QUOTED PASSAGE:

BEGIN

Slick Tires Installed

Today was not a good day at all, so I did not get any of the testing with the old tires redone. By the time I was done being frustrated by life, all I felt like doing was installing the new tires to see how they work, so that's just about all I did.

I didn't fix the rightside rear axle-nut clearance problem, so I still have to take the rail loose to put it on or take it off. I think I'm going to go with the hole thru the cargo pod and rail to get to it--it's the easiest to do. Whenever I have a day where things are going better for me and I am not afraid I'll totally screw it up. :-(

Here are the new tires, on the bike:

If I had any spray paint, I'd give them white sidewalls. Since I don't, I'm trying to remember where I put the latex wall paint that's off-white, and I'll use that, even if it peels off later--the visibility factor of light colored sidewalls is large enough I want it back.

Here's a shot of them with some dirt on the treads, so you can see the contact area they have rolling over dirty pavement. Nice and wide area, compared to the MTB types.

END

RECORDED DATA:
BEGIN

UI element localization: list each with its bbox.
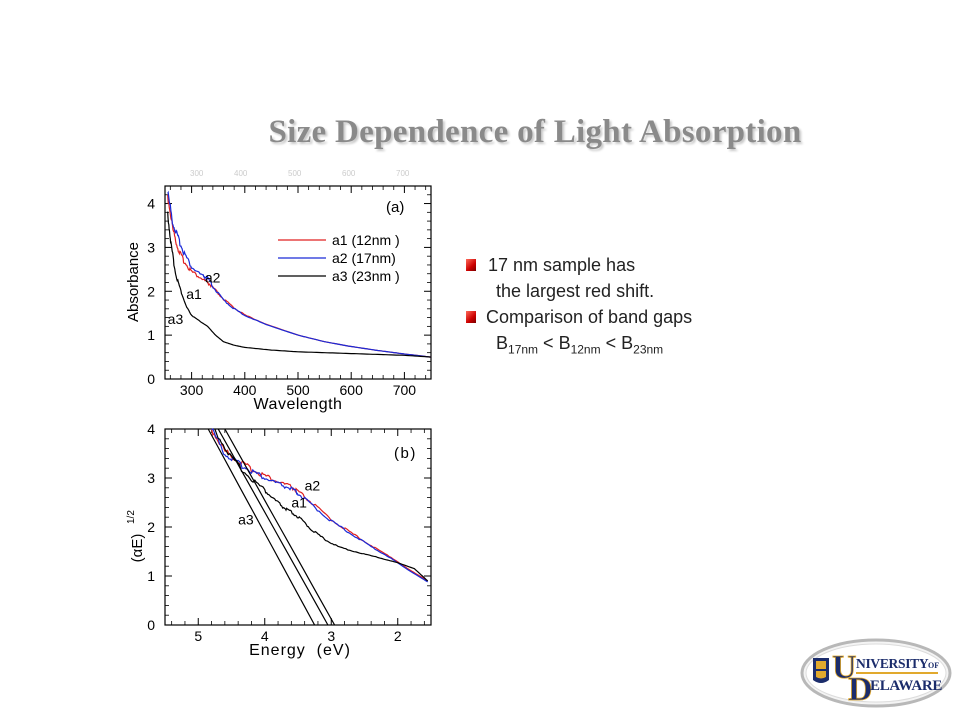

END

GOAL: In the post about installing slick tires, what does the writer plan to use to give the tires light-colored sidewalls?

ANSWER FOR THIS EXERCISE: Off-white latex wall paint.